Would you quote the material below in full and unchanged?
============
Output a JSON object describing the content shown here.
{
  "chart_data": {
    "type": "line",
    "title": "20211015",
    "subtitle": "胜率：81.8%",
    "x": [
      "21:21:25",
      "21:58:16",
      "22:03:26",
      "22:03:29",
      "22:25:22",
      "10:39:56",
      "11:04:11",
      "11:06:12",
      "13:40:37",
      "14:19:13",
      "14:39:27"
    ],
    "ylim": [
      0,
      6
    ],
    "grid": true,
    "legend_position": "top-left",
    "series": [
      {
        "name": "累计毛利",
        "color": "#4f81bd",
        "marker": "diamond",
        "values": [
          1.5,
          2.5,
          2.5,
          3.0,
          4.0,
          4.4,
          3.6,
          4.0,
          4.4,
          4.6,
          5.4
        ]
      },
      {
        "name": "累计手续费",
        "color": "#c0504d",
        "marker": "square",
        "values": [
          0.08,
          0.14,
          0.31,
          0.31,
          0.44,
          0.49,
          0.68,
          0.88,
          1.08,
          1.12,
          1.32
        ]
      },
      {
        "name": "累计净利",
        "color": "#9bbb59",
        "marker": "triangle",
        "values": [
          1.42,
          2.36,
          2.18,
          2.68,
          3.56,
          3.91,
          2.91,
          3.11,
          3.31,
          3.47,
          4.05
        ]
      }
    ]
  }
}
============
Response to the exercise:
Output a JSON object describing the content shown here.
{
  "chart_data": {
    "type": "line",
    "title": "20211015",
    "subtitle": "胜率：81.8%",
    "x": [
      "21:21:25",
      "21:58:16",
      "22:03:26",
      "22:03:29",
      "22:25:22",
      "10:39:56",
      "11:04:11",
      "11:06:12",
      "13:40:37",
      "14:19:13",
      "14:39:27"
    ],
    "ylim": [
      0,
      6
    ],
    "grid": true,
    "legend_position": "top-left",
    "series": [
      {
        "name": "累计毛利",
        "color": "#4f81bd",
        "marker": "diamond",
        "values": [
          1.5,
          2.5,
          2.5,
          3.0,
          4.0,
          4.4,
          3.6,
          4.0,
          4.4,
          4.6,
          5.4
        ]
      },
      {
        "name": "累计手续费",
        "color": "#c0504d",
        "marker": "square",
        "values": [
          0.08,
          0.14,
          0.31,
          0.31,
          0.44,
          0.49,
          0.68,
          0.88,
          1.08,
          1.12,
          1.32
        ]
      },
      {
        "name": "累计净利",
        "color": "#9bbb59",
        "marker": "triangle",
        "values": [
          1.42,
          2.36,
          2.18,
          2.68,
          3.56,
          3.91,
          2.91,
          3.11,
          3.31,
          3.47,
          4.05
        ]
      }
    ]
  }
}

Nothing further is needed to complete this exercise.